THE EXERCISE
Each entry below should be reproduced character for character.

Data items
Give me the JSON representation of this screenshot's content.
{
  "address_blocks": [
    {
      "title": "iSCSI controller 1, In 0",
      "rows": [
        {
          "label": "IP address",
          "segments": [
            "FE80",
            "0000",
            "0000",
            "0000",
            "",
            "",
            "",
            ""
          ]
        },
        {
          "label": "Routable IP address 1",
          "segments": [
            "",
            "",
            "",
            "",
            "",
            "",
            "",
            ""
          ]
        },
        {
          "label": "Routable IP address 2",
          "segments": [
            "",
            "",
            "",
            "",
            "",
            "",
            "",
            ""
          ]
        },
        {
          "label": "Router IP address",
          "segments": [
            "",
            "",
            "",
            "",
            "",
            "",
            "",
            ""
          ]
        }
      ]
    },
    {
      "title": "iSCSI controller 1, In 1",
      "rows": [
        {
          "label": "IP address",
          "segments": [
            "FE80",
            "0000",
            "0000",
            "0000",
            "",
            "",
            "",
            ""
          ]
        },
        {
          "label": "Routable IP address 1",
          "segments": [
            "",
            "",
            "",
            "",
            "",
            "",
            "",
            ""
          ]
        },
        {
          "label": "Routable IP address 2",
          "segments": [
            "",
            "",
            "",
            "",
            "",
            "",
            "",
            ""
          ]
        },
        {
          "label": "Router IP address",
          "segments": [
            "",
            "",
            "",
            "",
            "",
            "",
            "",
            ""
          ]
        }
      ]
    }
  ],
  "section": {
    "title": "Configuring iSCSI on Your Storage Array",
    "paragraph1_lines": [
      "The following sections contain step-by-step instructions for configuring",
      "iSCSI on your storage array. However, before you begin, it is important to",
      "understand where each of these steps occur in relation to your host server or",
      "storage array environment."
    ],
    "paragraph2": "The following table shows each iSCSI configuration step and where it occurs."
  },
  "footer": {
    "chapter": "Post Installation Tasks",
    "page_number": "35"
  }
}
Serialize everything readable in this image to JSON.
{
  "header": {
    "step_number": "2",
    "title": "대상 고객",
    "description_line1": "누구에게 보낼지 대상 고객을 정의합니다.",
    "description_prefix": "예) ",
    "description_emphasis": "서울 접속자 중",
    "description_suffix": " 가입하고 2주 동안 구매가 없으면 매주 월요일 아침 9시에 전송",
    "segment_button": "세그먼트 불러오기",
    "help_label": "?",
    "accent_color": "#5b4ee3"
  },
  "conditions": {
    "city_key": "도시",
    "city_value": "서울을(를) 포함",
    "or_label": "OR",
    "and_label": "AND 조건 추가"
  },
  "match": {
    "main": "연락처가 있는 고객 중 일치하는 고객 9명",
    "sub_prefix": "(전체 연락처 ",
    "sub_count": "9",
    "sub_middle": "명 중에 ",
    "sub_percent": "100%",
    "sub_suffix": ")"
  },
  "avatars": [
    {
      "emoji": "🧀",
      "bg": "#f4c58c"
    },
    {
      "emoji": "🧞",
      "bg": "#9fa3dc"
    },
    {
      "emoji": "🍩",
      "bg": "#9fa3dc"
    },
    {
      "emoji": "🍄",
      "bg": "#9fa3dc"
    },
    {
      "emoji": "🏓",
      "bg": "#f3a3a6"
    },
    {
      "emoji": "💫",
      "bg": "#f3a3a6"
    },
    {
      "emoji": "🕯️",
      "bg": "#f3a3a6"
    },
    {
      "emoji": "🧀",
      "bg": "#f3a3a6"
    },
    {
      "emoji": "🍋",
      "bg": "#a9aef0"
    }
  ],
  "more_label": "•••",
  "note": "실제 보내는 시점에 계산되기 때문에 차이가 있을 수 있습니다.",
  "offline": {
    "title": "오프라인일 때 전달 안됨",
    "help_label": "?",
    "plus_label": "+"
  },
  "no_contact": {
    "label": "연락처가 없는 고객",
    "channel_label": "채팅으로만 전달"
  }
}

ANSWER TO THE EXERCISE
Give me the JSON representation of this screenshot's content.
{
  "address_blocks": [
    {
      "title": "iSCSI controller 1, In 0",
      "rows": [
        {
          "label": "IP address",
          "segments": [
            "FE80",
            "0000",
            "0000",
            "0000",
            "",
            "",
            "",
            ""
          ]
        },
        {
          "label": "Routable IP address 1",
          "segments": [
            "",
            "",
            "",
            "",
            "",
            "",
            "",
            ""
          ]
        },
        {
          "label": "Routable IP address 2",
          "segments": [
            "",
            "",
            "",
            "",
            "",
            "",
            "",
            ""
          ]
        },
        {
          "label": "Router IP address",
          "segments": [
            "",
            "",
            "",
            "",
            "",
            "",
            "",
            ""
          ]
        }
      ]
    },
    {
      "title": "iSCSI controller 1, In 1",
      "rows": [
        {
          "label": "IP address",
          "segments": [
            "FE80",
            "0000",
            "0000",
            "0000",
            "",
            "",
            "",
            ""
          ]
        },
        {
          "label": "Routable IP address 1",
          "segments": [
            "",
            "",
            "",
            "",
            "",
            "",
            "",
            ""
          ]
        },
        {
          "label": "Routable IP address 2",
          "segments": [
            "",
            "",
            "",
            "",
            "",
            "",
            "",
            ""
          ]
        },
        {
          "label": "Router IP address",
          "segments": [
            "",
            "",
            "",
            "",
            "",
            "",
            "",
            ""
          ]
        }
      ]
    }
  ],
  "section": {
    "title": "Configuring iSCSI on Your Storage Array",
    "paragraph1_lines": [
      "The following sections contain step-by-step instructions for configuring",
      "iSCSI on your storage array. However, before you begin, it is important to",
      "understand where each of these steps occur in relation to your host server or",
      "storage array environment."
    ],
    "paragraph2": "The following table shows each iSCSI configuration step and where it occurs."
  },
  "footer": {
    "chapter": "Post Installation Tasks",
    "page_number": "35"
  }
}
Serialize everything readable in this image to JSON.
{
  "header": {
    "step_number": "2",
    "title": "대상 고객",
    "description_line1": "누구에게 보낼지 대상 고객을 정의합니다.",
    "description_prefix": "예) ",
    "description_emphasis": "서울 접속자 중",
    "description_suffix": " 가입하고 2주 동안 구매가 없으면 매주 월요일 아침 9시에 전송",
    "segment_button": "세그먼트 불러오기",
    "help_label": "?",
    "accent_color": "#5b4ee3"
  },
  "conditions": {
    "city_key": "도시",
    "city_value": "서울을(를) 포함",
    "or_label": "OR",
    "and_label": "AND 조건 추가"
  },
  "match": {
    "main": "연락처가 있는 고객 중 일치하는 고객 9명",
    "sub_prefix": "(전체 연락처 ",
    "sub_count": "9",
    "sub_middle": "명 중에 ",
    "sub_percent": "100%",
    "sub_suffix": ")"
  },
  "avatars": [
    {
      "emoji": "🧀",
      "bg": "#f4c58c"
    },
    {
      "emoji": "🧞",
      "bg": "#9fa3dc"
    },
    {
      "emoji": "🍩",
      "bg": "#9fa3dc"
    },
    {
      "emoji": "🍄",
      "bg": "#9fa3dc"
    },
    {
      "emoji": "🏓",
      "bg": "#f3a3a6"
    },
    {
      "emoji": "💫",
      "bg": "#f3a3a6"
    },
    {
      "emoji": "🕯️",
      "bg": "#f3a3a6"
    },
    {
      "emoji": "🧀",
      "bg": "#f3a3a6"
    },
    {
      "emoji": "🍋",
      "bg": "#a9aef0"
    }
  ],
  "more_label": "•••",
  "note": "실제 보내는 시점에 계산되기 때문에 차이가 있을 수 있습니다.",
  "offline": {
    "title": "오프라인일 때 전달 안됨",
    "help_label": "?",
    "plus_label": "+"
  },
  "no_contact": {
    "label": "연락처가 없는 고객",
    "channel_label": "채팅으로만 전달"
  }
}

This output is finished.